- Problem
Check the listing below for lines with the word "recogida" and say how many there are, with nothing but the number.

[Dataset records]
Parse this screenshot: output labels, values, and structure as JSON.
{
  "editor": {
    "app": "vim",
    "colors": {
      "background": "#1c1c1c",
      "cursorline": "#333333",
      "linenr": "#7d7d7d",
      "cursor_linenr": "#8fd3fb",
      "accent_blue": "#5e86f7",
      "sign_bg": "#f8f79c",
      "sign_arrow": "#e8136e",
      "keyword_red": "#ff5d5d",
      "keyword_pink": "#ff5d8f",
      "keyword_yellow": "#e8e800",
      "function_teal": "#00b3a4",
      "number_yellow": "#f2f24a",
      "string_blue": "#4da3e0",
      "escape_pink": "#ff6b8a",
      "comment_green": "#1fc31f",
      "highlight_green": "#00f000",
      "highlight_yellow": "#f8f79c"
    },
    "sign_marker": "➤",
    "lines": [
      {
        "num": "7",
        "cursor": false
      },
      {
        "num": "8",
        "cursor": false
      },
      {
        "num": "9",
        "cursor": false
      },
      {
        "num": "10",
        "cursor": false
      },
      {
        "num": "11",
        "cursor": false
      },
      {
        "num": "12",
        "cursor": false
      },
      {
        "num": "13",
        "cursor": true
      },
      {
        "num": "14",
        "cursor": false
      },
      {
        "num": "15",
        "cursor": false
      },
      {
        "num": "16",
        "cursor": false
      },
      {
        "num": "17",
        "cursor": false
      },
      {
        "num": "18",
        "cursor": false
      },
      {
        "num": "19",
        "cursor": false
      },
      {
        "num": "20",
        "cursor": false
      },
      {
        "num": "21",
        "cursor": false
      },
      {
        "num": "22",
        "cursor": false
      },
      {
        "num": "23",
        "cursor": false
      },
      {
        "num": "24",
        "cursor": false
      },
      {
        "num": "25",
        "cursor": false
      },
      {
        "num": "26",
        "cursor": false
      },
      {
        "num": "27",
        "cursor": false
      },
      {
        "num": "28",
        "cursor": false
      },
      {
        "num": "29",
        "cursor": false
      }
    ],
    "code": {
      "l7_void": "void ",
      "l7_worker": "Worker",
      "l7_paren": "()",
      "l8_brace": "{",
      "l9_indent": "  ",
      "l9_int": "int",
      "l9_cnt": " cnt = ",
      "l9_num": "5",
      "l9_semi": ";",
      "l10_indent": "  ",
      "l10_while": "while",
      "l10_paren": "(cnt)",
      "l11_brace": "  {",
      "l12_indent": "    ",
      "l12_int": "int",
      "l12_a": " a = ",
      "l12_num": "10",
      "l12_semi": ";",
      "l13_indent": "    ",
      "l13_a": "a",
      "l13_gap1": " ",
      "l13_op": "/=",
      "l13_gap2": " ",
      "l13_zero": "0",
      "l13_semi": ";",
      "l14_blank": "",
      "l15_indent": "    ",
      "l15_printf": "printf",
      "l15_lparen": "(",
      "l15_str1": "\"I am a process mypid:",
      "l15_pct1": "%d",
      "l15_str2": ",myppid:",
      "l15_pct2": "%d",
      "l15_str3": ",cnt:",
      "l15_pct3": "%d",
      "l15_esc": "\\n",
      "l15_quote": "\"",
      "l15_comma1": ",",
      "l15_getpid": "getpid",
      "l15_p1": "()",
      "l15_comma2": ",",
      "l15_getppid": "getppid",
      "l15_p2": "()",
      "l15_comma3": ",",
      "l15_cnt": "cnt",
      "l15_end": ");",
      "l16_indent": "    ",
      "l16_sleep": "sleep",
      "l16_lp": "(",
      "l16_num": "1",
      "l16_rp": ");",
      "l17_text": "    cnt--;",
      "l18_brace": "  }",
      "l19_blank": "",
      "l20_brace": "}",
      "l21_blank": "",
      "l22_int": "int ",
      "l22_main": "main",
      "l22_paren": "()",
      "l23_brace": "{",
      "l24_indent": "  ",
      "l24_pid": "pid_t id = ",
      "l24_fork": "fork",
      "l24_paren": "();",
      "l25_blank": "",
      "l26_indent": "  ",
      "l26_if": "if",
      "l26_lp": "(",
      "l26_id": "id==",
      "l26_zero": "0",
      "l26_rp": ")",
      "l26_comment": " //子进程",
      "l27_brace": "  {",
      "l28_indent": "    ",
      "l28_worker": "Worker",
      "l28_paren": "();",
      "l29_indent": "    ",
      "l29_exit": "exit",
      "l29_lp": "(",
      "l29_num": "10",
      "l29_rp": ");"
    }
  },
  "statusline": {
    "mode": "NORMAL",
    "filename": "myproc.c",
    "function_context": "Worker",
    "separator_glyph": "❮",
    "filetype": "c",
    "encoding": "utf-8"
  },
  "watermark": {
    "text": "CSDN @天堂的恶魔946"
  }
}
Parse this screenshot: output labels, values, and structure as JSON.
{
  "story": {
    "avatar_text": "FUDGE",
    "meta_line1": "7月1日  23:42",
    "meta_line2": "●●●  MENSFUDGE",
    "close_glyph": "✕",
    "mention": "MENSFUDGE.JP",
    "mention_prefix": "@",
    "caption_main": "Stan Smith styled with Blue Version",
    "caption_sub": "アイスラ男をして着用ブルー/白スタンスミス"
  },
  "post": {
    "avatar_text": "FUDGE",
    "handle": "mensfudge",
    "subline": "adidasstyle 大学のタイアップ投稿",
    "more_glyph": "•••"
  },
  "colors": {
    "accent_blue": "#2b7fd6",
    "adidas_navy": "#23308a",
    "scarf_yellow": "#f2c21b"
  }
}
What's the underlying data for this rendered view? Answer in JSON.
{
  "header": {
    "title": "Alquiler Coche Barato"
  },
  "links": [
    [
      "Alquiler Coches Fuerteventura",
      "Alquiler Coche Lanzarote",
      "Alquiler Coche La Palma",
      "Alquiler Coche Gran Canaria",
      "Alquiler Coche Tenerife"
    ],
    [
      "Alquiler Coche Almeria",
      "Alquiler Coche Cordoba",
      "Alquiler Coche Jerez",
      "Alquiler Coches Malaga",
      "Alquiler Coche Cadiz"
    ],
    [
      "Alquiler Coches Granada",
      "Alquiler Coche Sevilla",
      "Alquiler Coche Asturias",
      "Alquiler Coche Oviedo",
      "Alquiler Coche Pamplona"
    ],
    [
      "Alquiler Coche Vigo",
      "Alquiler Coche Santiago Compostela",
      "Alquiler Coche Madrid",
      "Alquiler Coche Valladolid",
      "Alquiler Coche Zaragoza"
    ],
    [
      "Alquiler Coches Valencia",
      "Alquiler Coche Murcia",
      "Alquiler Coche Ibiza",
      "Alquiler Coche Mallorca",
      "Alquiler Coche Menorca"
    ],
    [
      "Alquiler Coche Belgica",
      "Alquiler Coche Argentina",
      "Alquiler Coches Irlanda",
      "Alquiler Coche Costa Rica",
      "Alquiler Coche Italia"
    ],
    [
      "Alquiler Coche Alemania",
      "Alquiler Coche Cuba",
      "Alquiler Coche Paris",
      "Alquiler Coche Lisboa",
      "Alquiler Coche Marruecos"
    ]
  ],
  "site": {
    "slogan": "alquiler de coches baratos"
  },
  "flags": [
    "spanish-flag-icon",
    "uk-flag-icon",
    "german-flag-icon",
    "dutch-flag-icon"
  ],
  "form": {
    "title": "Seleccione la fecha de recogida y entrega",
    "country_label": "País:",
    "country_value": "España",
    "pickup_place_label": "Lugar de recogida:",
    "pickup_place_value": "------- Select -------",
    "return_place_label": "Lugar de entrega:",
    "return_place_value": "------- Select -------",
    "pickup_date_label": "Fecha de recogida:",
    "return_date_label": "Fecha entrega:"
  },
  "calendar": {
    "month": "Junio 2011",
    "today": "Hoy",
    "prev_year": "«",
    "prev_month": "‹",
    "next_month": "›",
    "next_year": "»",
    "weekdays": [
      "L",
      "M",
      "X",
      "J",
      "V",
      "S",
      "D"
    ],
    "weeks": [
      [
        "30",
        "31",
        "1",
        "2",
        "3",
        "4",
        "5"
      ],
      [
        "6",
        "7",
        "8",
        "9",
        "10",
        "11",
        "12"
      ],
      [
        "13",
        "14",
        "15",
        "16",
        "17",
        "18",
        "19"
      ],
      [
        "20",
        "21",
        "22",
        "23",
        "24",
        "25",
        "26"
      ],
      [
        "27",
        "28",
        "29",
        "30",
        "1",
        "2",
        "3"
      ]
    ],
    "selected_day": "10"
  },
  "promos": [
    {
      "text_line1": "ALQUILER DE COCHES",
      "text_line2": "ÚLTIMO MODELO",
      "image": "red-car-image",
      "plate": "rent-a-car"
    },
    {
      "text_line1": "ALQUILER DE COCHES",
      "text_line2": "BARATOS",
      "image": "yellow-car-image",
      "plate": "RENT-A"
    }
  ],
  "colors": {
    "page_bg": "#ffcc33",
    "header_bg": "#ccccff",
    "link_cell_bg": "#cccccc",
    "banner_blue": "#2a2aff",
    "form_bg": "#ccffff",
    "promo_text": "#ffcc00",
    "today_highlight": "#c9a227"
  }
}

- Answer to this exercise
3